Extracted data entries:
↓

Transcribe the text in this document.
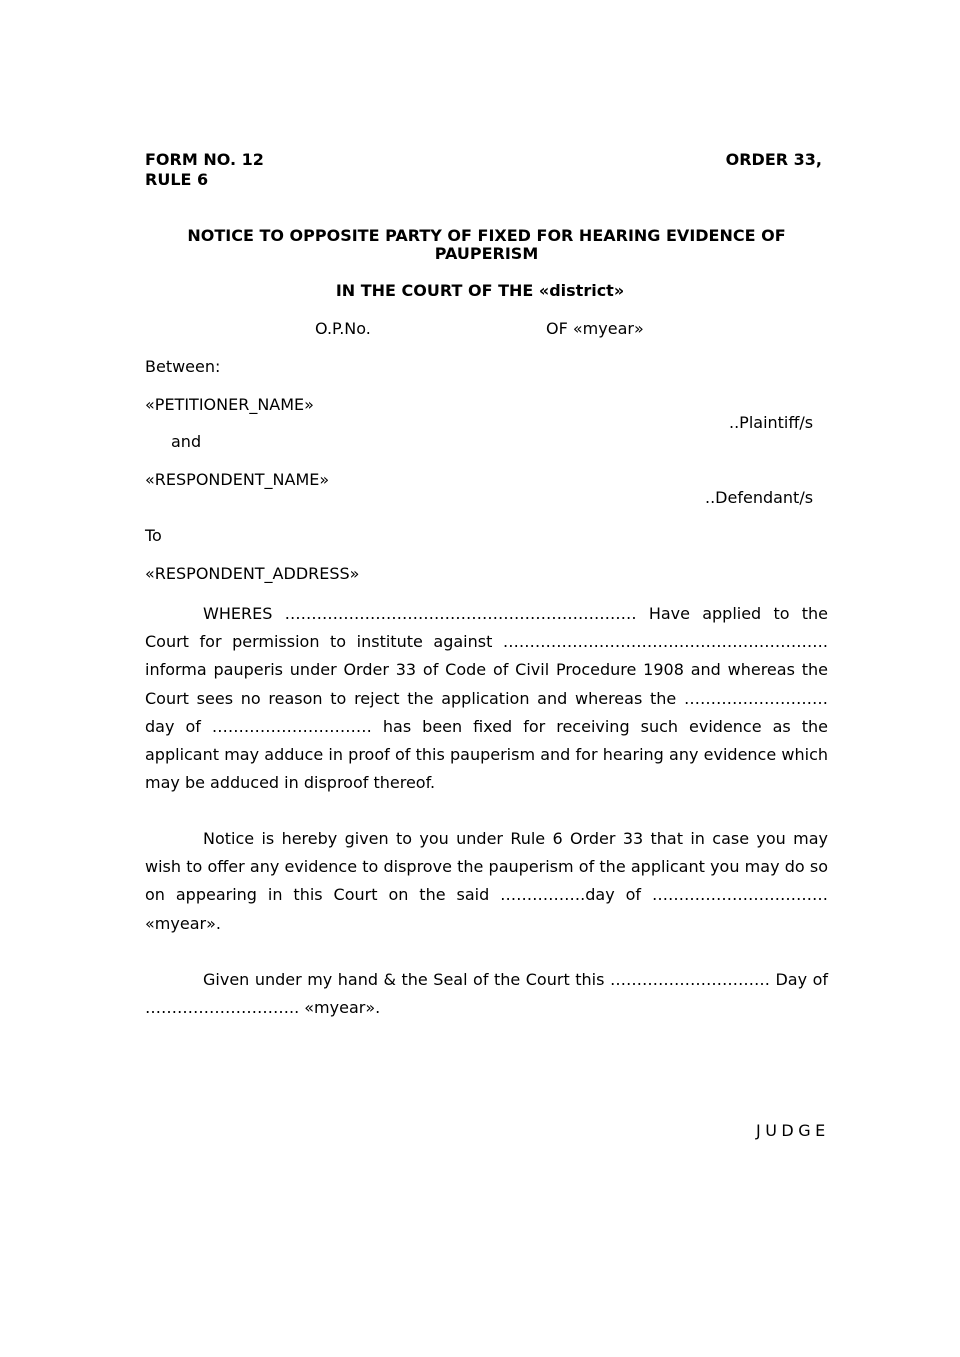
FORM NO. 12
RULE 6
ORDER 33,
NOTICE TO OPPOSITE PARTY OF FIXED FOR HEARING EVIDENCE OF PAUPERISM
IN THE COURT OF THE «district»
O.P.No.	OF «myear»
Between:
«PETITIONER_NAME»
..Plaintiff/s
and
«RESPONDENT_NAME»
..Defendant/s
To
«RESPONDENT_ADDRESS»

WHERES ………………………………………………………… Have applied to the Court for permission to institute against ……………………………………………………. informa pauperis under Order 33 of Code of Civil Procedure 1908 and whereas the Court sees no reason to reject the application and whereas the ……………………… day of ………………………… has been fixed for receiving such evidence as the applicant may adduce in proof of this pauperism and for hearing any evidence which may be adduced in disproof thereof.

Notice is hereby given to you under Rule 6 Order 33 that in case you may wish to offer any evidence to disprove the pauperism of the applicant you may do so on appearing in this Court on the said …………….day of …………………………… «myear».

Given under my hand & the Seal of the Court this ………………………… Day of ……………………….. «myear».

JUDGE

↑
↓

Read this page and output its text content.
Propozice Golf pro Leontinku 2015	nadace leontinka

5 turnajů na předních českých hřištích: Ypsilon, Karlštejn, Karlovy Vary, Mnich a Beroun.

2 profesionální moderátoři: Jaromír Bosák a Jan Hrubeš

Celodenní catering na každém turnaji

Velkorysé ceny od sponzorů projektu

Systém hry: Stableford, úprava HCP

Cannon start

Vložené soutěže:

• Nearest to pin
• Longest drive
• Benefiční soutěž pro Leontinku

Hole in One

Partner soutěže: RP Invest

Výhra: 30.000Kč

↑
↓

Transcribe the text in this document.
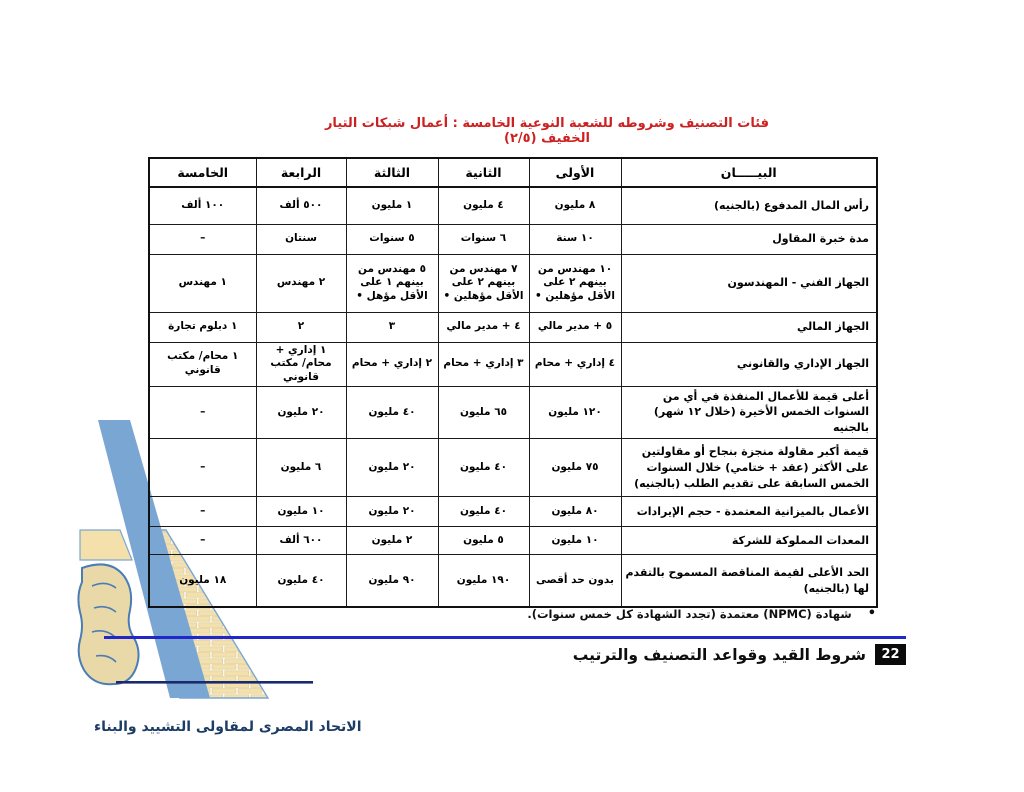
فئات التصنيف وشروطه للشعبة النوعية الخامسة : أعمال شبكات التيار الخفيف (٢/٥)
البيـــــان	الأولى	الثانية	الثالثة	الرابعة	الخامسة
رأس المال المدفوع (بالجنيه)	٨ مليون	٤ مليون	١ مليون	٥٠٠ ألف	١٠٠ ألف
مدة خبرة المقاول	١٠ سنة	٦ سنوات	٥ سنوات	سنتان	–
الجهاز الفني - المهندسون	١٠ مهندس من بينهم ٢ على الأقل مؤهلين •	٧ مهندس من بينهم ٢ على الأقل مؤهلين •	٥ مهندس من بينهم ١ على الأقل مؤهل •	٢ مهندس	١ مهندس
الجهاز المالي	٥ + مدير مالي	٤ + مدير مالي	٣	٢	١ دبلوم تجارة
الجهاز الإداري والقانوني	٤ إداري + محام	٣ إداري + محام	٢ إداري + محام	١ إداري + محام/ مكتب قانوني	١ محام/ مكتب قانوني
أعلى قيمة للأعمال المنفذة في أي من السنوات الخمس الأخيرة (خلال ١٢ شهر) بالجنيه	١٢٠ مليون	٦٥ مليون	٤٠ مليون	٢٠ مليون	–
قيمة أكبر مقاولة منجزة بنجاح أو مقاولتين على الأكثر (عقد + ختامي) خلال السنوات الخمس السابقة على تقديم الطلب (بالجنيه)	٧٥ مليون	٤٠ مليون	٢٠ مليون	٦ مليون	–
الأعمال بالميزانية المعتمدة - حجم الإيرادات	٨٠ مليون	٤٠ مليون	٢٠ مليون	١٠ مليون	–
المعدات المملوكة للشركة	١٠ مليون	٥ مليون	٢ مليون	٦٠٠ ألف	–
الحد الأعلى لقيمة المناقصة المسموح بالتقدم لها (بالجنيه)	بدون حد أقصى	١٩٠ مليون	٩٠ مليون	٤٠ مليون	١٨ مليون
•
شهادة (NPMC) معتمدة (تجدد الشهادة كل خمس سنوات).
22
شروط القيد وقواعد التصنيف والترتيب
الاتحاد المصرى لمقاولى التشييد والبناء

↑

» Task to carry out
Show every line from the listing above in which the string "الخامسة" appears.

» Result
فئات التصنيف وشروطه للشعبة النوعية الخامسة : أعمال شبكات التيار الخفيف (٢/٥)
البيـــــان	الأولى	الثانية	الثالثة	الرابعة	الخامسة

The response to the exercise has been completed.